### RECORDS ###

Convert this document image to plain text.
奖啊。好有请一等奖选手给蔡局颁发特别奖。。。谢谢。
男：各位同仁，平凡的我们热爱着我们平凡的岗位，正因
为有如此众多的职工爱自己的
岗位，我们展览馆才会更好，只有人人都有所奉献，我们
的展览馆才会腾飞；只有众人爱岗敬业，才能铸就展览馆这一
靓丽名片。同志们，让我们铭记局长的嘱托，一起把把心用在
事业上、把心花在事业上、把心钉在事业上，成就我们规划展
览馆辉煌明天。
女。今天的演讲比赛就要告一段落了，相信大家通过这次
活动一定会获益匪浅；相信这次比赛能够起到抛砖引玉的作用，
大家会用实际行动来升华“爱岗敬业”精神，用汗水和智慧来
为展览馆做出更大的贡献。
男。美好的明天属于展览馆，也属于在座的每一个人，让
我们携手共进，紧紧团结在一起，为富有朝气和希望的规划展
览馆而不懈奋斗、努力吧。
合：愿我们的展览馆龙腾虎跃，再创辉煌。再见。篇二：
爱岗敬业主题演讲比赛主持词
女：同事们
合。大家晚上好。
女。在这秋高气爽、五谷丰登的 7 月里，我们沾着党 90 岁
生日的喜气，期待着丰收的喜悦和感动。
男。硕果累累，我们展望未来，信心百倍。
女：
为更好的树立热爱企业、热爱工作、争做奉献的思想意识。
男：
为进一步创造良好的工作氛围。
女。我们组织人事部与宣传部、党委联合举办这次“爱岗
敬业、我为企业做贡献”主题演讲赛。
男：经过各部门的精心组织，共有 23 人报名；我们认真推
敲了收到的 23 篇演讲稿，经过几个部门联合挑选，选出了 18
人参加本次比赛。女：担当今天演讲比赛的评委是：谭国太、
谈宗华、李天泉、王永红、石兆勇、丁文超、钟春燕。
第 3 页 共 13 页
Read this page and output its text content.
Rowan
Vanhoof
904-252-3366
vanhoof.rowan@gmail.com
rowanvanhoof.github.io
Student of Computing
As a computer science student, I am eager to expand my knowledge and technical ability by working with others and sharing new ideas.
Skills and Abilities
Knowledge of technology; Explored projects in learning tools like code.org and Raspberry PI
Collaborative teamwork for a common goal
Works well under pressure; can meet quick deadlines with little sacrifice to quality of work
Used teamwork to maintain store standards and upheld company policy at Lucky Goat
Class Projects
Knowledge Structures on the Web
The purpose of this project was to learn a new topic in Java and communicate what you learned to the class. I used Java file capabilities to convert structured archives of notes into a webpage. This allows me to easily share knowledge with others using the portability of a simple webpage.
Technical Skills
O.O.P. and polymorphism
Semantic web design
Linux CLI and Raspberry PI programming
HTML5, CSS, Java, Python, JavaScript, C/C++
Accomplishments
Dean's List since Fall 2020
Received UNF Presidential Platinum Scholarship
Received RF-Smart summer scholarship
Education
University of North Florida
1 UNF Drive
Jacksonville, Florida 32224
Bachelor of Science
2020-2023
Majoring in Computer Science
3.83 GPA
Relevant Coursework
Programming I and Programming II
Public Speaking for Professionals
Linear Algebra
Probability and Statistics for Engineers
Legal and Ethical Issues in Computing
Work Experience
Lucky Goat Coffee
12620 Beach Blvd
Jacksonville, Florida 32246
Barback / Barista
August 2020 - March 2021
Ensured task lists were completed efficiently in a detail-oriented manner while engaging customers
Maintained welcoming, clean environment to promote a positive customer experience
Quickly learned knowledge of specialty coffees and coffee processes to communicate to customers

###

TASK DIRECTIONS —
On how many lines does the word "Computing" appear? Answer with only the number.

SOLUTION TO THIS EXERCISE —
2